Search the material and gather each line with "this" in it.
:: RECORDS FOR PROCESSING ::
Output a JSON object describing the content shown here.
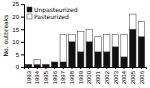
{
  "chart_data": {
    "type": "bar",
    "stacked": true,
    "categories": [
      "1993",
      "1994",
      "1995",
      "1996",
      "1997",
      "1998",
      "1999",
      "2000",
      "2001",
      "2002",
      "2003",
      "2004",
      "2005",
      "2006"
    ],
    "series": [
      {
        "name": "Unpasteurized",
        "color": "#111111",
        "values": [
          1,
          1,
          1,
          2,
          2,
          10,
          6,
          10,
          6,
          6,
          8,
          4,
          15,
          12
        ]
      },
      {
        "name": "Pasteurized",
        "color": "#ffffff",
        "values": [
          0,
          2,
          0,
          0,
          11,
          3,
          8,
          5,
          6,
          7,
          5,
          9,
          6,
          6
        ]
      }
    ],
    "ylabel": "No. outbreaks",
    "ylim": [
      0,
      25
    ],
    "yticks": [
      0,
      5,
      10,
      15,
      20,
      25
    ],
    "grid": false,
    "legend": "upper left"
  }
}
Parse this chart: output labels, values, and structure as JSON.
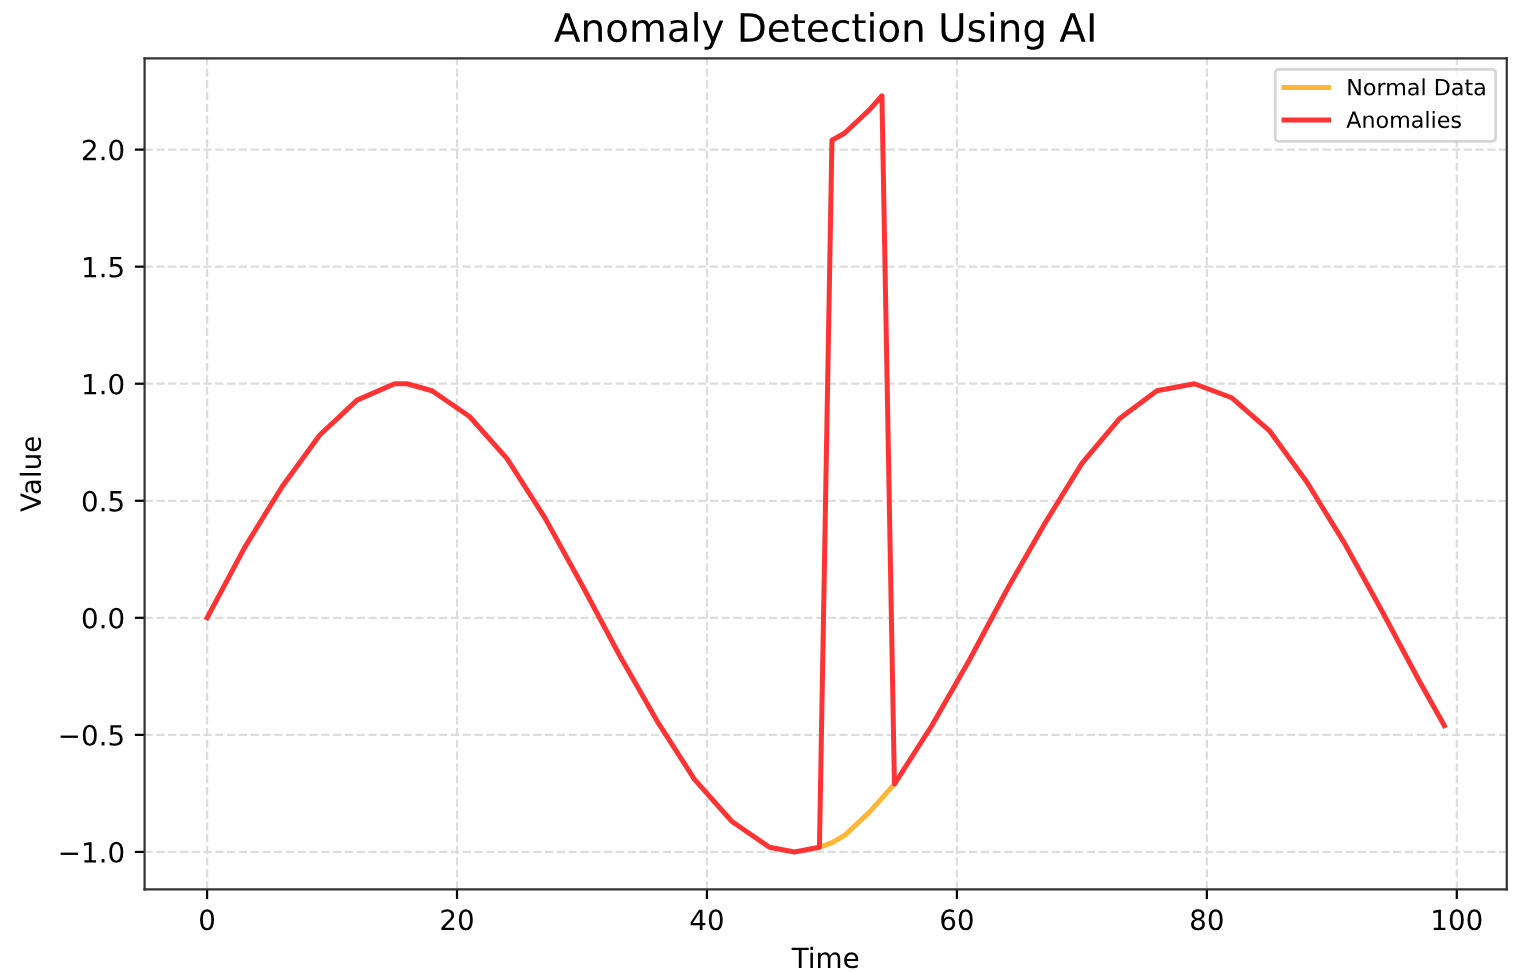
{
  "chart_data": {
    "type": "line",
    "title": "Anomaly Detection Using AI",
    "xlabel": "Time",
    "ylabel": "Value",
    "series": [
      {
        "name": "Normal Data",
        "color": "#ffb733",
        "x": [
          49,
          50,
          51,
          52,
          53,
          54,
          55
        ],
        "values": [
          -0.98,
          -0.96,
          -0.93,
          -0.88,
          -0.83,
          -0.77,
          -0.71
        ]
      },
      {
        "name": "Anomalies",
        "color": "#ff3333",
        "x": [
          0,
          3,
          6,
          9,
          12,
          15,
          16,
          18,
          21,
          24,
          27,
          30,
          33,
          36,
          39,
          42,
          45,
          47,
          49,
          50,
          51,
          52,
          53,
          54,
          55,
          58,
          61,
          64,
          67,
          70,
          73,
          76,
          79,
          82,
          85,
          88,
          91,
          94,
          97,
          99
        ],
        "values": [
          0,
          0.3,
          0.56,
          0.78,
          0.93,
          1.0,
          1.0,
          0.97,
          0.86,
          0.68,
          0.43,
          0.14,
          -0.16,
          -0.44,
          -0.69,
          -0.87,
          -0.98,
          -1.0,
          -0.98,
          2.04,
          2.07,
          2.12,
          2.17,
          2.23,
          -0.71,
          -0.46,
          -0.18,
          0.12,
          0.4,
          0.66,
          0.85,
          0.97,
          1.0,
          0.94,
          0.8,
          0.58,
          0.32,
          0.03,
          -0.27,
          -0.46
        ]
      }
    ],
    "xlim": [
      -5,
      104
    ],
    "ylim": [
      -1.16,
      2.39
    ],
    "xticks": [
      0,
      20,
      40,
      60,
      80,
      100
    ],
    "yticks": [
      {
        "value": -1.0,
        "label": "−1.0"
      },
      {
        "value": -0.5,
        "label": "−0.5"
      },
      {
        "value": 0.0,
        "label": "0.0"
      },
      {
        "value": 0.5,
        "label": "0.5"
      },
      {
        "value": 1.0,
        "label": "1.0"
      },
      {
        "value": 1.5,
        "label": "1.5"
      },
      {
        "value": 2.0,
        "label": "2.0"
      }
    ],
    "grid": true,
    "legend": "top right",
    "line_style": "solid"
  }
}
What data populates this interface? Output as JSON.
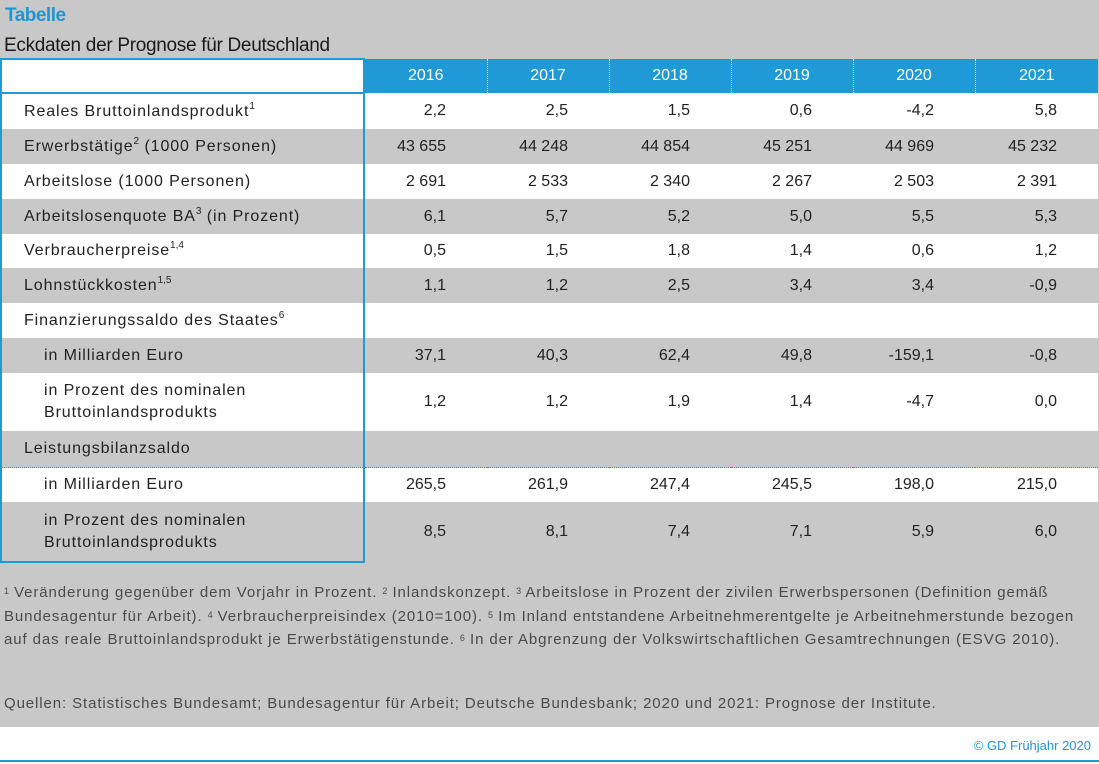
{
  "title": "Tabelle",
  "subtitle": "Eckdaten der Prognose für Deutschland",
  "colors": {
    "accent": "#1f9ad6",
    "panel_gray": "#c8c8c8"
  },
  "years": [
    "2016",
    "2017",
    "2018",
    "2019",
    "2020",
    "2021"
  ],
  "rows": [
    {
      "label": "Reales Bruttoinlandsprodukt",
      "sup": "1",
      "values": [
        "2,2",
        "2,5",
        "1,5",
        "0,6",
        "-4,2",
        "5,8"
      ]
    },
    {
      "label": "Erwerbstätige",
      "sup": "2",
      "label_after": " (1000 Personen)",
      "values": [
        "43 655",
        "44 248",
        "44 854",
        "45 251",
        "44 969",
        "45 232"
      ]
    },
    {
      "label": "Arbeitslose (1000 Personen)",
      "values": [
        "2 691",
        "2 533",
        "2 340",
        "2 267",
        "2 503",
        "2 391"
      ]
    },
    {
      "label": "Arbeitslosenquote BA",
      "sup": "3",
      "label_after": " (in Prozent)",
      "values": [
        "6,1",
        "5,7",
        "5,2",
        "5,0",
        "5,5",
        "5,3"
      ]
    },
    {
      "label": "Verbraucherpreise",
      "sup": "1,4",
      "values": [
        "0,5",
        "1,5",
        "1,8",
        "1,4",
        "0,6",
        "1,2"
      ]
    },
    {
      "label": "Lohnstückkosten",
      "sup": "1,5",
      "values": [
        "1,1",
        "1,2",
        "2,5",
        "3,4",
        "3,4",
        "-0,9"
      ]
    },
    {
      "label": "Finanzierungssaldo des Staates",
      "sup": "6",
      "values": [
        "",
        "",
        "",
        "",
        "",
        ""
      ]
    },
    {
      "label": "in Milliarden Euro",
      "values": [
        "37,1",
        "40,3",
        "62,4",
        "49,8",
        "-159,1",
        "-0,8"
      ]
    },
    {
      "label": "in Prozent des nominalen",
      "label_line2": "Bruttoinlandsprodukts",
      "values": [
        "1,2",
        "1,2",
        "1,9",
        "1,4",
        "-4,7",
        "0,0"
      ]
    },
    {
      "label": "Leistungsbilanzsaldo",
      "values": [
        "",
        "",
        "",
        "",
        "",
        ""
      ]
    },
    {
      "label": "in Milliarden Euro",
      "values": [
        "265,5",
        "261,9",
        "247,4",
        "245,5",
        "198,0",
        "215,0"
      ]
    },
    {
      "label": "in Prozent des nominalen",
      "label_line2": "Bruttoinlandsprodukts",
      "values": [
        "8,5",
        "8,1",
        "7,4",
        "7,1",
        "5,9",
        "6,0"
      ]
    }
  ],
  "footnotes": [
    {
      "sup": "1",
      "text": " Veränderung gegenüber dem Vorjahr in Prozent. "
    },
    {
      "sup": "2",
      "text": " Inlandskonzept. "
    },
    {
      "sup": "3",
      "text": " Arbeitslose in Prozent der zivilen Erwerbspersonen (Definition gemäß Bundesagentur für Arbeit). "
    },
    {
      "sup": "4",
      "text": " Verbraucherpreisindex (2010=100). "
    },
    {
      "sup": "5",
      "text": " Im Inland entstandene Arbeitnehmerentgelte je Arbeitnehmerstunde bezogen auf das reale Bruttoinlandsprodukt je Erwerbstätigenstunde. "
    },
    {
      "sup": "6",
      "text": " In der Abgrenzung der Volkswirtschaftlichen Gesamtrechnungen (ESVG 2010)."
    }
  ],
  "sources": "Quellen: Statistisches Bundesamt; Bundesagentur für Arbeit; Deutsche Bundesbank; 2020 und 2021: Prognose der Institute.",
  "copyright": "© GD Frühjahr 2020"
}
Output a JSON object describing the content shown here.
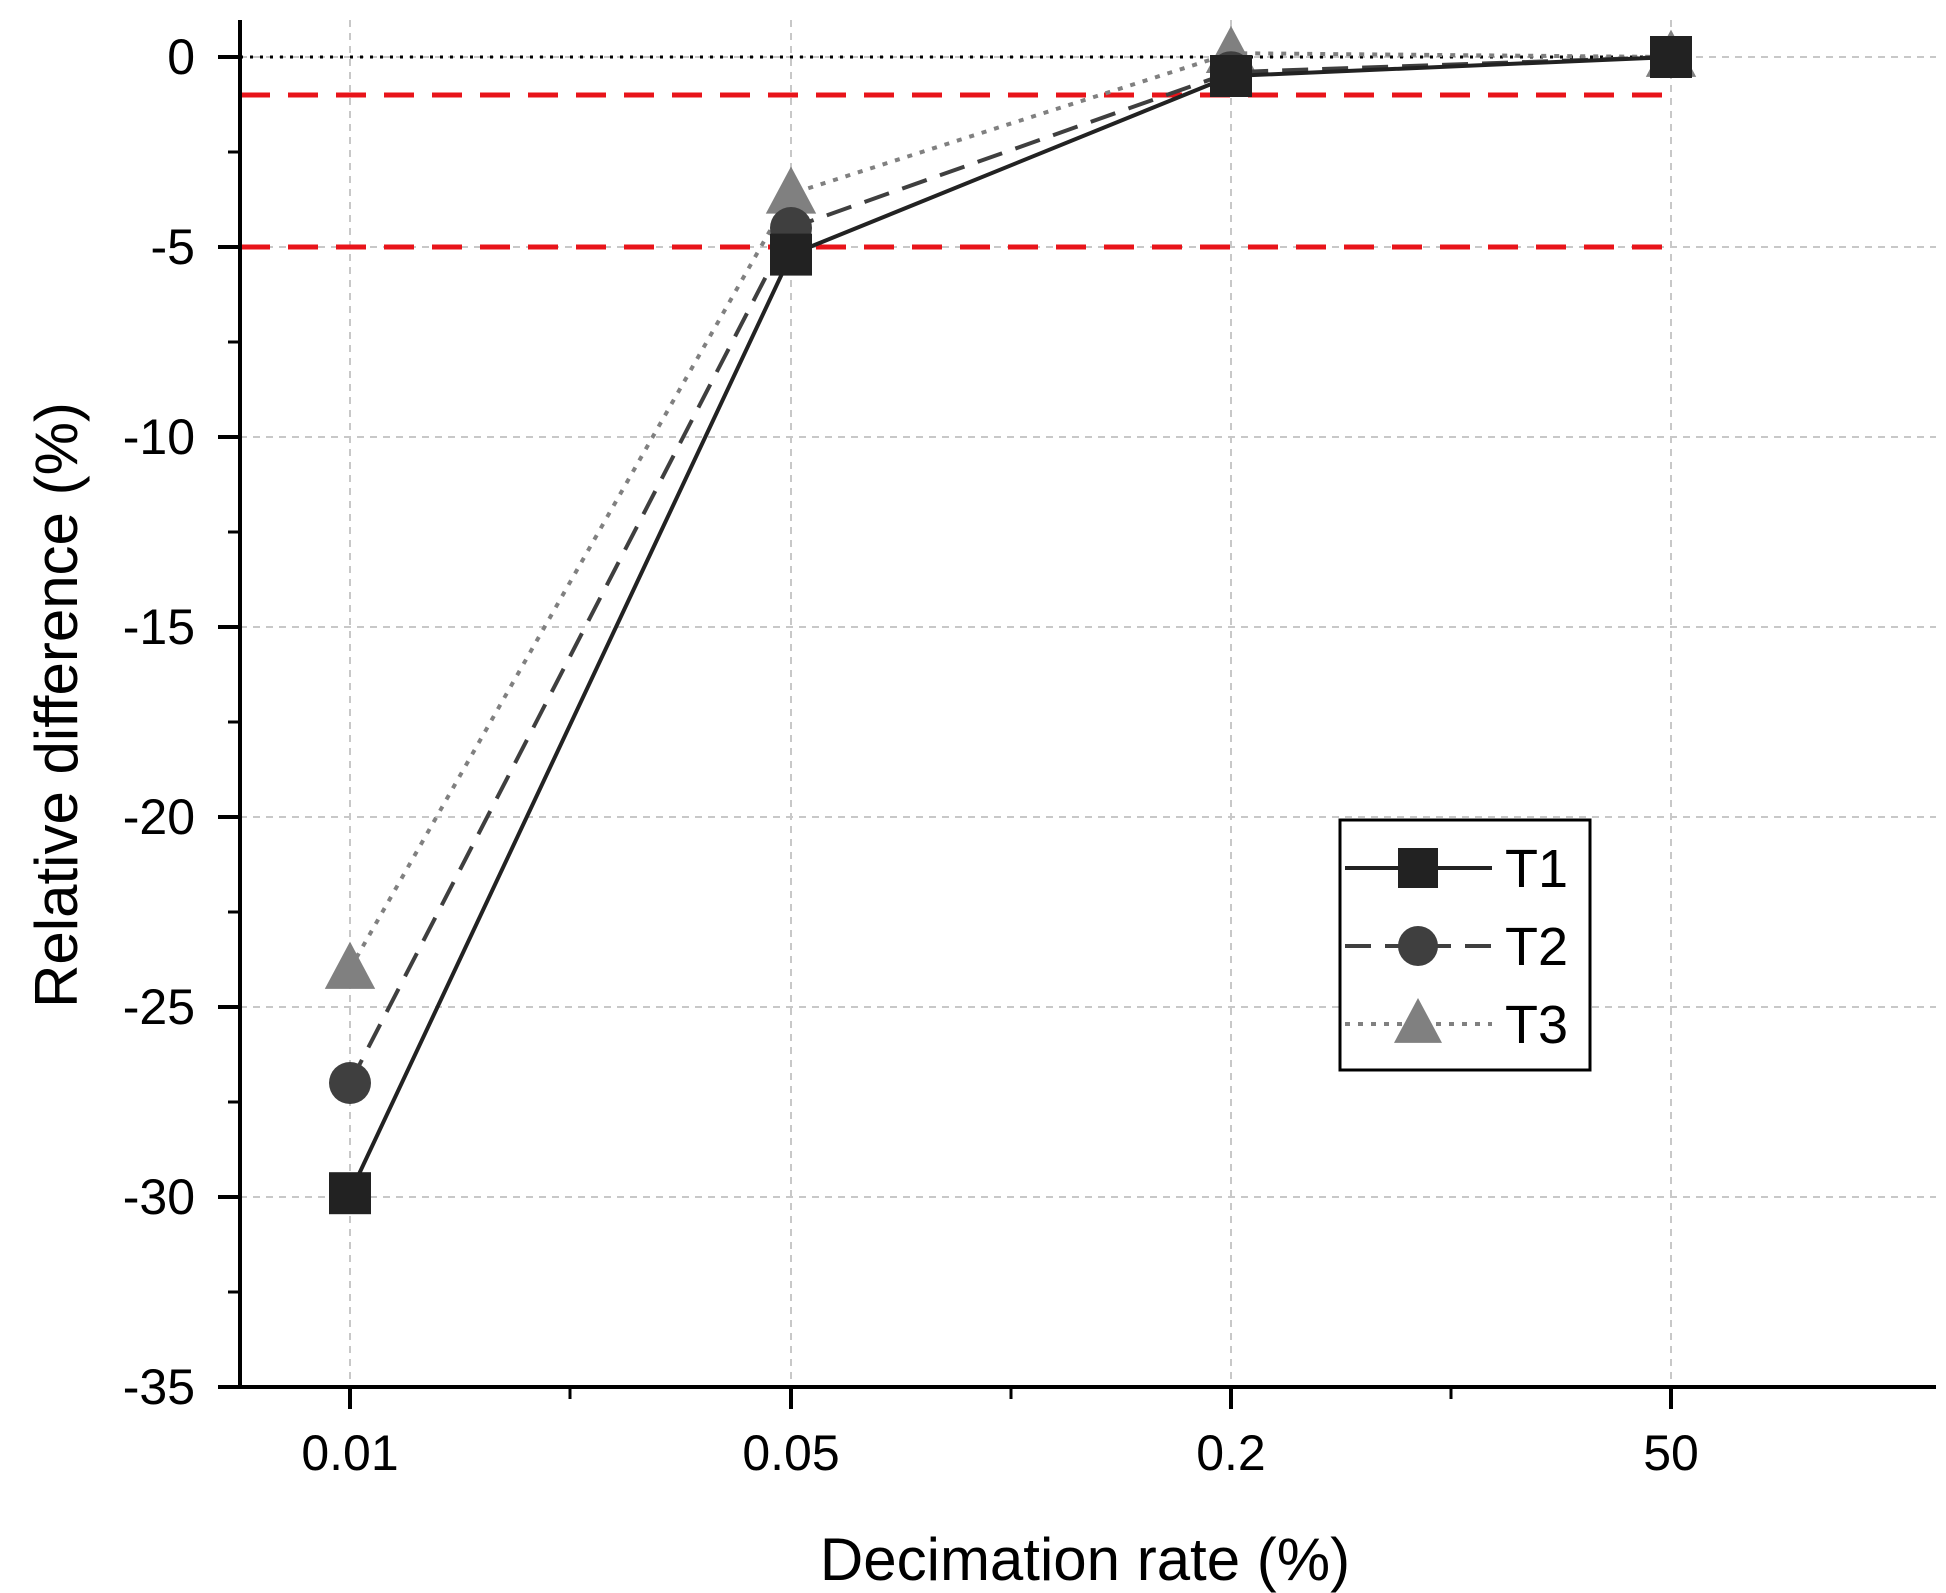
{
  "chart_data": {
    "type": "line",
    "title": "",
    "xlabel": "Decimation rate (%)",
    "ylabel": "Relative difference (%)",
    "categories": [
      "0.01",
      "0.05",
      "0.2",
      "50"
    ],
    "ylim": [
      -35,
      1
    ],
    "yticks": [
      0,
      -5,
      -10,
      -15,
      -20,
      -25,
      -30,
      -35
    ],
    "ytick_labels": [
      "0",
      "-5",
      "-10",
      "-15",
      "-20",
      "-25",
      "-30",
      "-35"
    ],
    "grid": true,
    "series": [
      {
        "name": "T1",
        "values": [
          -29.9,
          -5.2,
          -0.5,
          0
        ],
        "line_style": "solid",
        "marker": "square",
        "color": "#222222"
      },
      {
        "name": "T2",
        "values": [
          -27.0,
          -4.5,
          -0.4,
          0
        ],
        "line_style": "dashed",
        "marker": "circle",
        "color": "#3f3f3f"
      },
      {
        "name": "T3",
        "values": [
          -24.0,
          -3.6,
          0.1,
          0
        ],
        "line_style": "dotted",
        "marker": "triangle",
        "color": "#808080"
      }
    ],
    "reference_lines": [
      {
        "y": 0,
        "style": "dotted",
        "color": "#000000"
      },
      {
        "y": -1,
        "style": "dashed",
        "color": "#e8141a"
      },
      {
        "y": -5,
        "style": "dashed",
        "color": "#e8141a"
      }
    ],
    "legend_position": "center-right"
  }
}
:::
● FINISHED ANSWER
Parse this chart: output labels, values, and structure as JSON.
What data populates this interface? Output as JSON.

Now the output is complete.